■ DATA SUPPLIED ■
^^^^
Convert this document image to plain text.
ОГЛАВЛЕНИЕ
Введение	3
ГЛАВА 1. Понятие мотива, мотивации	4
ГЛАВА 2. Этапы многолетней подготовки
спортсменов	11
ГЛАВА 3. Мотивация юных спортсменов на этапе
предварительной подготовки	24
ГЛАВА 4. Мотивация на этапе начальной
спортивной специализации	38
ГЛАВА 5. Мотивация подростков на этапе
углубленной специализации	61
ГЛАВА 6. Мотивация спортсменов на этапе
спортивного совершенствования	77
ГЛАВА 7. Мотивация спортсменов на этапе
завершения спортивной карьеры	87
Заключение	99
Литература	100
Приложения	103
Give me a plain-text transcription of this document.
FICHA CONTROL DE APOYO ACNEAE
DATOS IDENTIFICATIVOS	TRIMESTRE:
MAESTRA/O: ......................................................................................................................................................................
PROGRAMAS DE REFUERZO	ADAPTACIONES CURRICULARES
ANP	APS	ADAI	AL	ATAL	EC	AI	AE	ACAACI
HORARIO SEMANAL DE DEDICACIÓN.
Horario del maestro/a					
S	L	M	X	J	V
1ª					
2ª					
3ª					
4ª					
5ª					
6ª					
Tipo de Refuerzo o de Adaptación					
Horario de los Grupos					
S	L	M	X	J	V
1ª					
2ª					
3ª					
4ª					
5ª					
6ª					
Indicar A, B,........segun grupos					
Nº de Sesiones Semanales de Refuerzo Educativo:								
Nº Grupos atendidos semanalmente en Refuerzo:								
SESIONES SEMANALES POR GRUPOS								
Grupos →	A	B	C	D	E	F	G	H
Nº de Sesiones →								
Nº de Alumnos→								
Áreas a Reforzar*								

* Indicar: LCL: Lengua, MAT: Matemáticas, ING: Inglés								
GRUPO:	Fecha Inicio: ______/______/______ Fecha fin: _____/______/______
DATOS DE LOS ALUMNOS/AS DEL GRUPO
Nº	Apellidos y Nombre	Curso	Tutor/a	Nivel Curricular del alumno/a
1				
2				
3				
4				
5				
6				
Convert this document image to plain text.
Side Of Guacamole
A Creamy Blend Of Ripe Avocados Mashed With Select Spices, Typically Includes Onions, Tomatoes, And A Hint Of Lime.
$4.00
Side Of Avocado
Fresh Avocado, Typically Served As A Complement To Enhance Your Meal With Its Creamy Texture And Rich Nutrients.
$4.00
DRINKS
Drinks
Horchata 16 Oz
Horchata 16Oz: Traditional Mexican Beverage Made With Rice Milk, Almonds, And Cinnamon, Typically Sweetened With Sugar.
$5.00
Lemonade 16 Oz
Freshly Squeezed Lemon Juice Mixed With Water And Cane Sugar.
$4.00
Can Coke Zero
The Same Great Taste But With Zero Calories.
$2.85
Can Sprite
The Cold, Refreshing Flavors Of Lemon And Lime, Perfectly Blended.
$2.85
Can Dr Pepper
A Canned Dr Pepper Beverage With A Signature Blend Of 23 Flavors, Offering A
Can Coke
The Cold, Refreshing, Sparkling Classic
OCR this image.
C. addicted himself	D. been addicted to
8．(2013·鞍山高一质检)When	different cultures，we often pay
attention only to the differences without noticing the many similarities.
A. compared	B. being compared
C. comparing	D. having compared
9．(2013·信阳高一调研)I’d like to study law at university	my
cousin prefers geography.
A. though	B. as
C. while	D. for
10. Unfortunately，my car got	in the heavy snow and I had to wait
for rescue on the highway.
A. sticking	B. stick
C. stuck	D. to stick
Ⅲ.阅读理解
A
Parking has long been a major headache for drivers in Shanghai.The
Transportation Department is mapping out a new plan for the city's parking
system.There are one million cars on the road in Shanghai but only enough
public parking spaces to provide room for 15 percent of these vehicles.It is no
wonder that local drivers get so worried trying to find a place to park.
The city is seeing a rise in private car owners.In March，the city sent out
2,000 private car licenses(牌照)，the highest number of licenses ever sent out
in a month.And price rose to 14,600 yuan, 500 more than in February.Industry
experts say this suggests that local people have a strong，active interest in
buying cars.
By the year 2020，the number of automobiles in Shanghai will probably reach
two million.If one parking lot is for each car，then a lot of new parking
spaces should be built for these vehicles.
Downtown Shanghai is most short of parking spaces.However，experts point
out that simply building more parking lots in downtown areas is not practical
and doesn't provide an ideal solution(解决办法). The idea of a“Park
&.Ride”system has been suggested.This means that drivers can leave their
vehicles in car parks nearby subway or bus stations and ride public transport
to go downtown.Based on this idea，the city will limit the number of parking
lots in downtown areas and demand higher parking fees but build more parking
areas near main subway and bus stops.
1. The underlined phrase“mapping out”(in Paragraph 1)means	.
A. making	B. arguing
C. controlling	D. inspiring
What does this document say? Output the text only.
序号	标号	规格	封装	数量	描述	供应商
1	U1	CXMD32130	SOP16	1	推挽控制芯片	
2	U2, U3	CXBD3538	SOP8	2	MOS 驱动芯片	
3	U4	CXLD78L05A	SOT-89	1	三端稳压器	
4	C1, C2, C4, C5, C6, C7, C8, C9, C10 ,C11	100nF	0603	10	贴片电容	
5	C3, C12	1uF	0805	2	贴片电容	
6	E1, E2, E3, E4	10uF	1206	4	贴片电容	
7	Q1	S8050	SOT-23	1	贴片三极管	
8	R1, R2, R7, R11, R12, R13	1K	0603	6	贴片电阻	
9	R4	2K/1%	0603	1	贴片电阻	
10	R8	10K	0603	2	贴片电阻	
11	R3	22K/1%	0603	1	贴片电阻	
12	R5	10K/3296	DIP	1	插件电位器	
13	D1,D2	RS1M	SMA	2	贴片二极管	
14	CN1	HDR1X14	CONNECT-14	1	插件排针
^^^^
■ WHAT TO WORK ON ■
For each line of the listing that holds the word "Beverage", show that line.

■ ANSWER TO THIS PROBLEM ■
Horchata 16Oz: Traditional Mexican Beverage Made With Rice Milk, Almonds, And Cinnamon, Typically Sweetened With Sugar.
A Canned Dr Pepper Beverage With A Signature Blend Of 23 Flavors, Offering A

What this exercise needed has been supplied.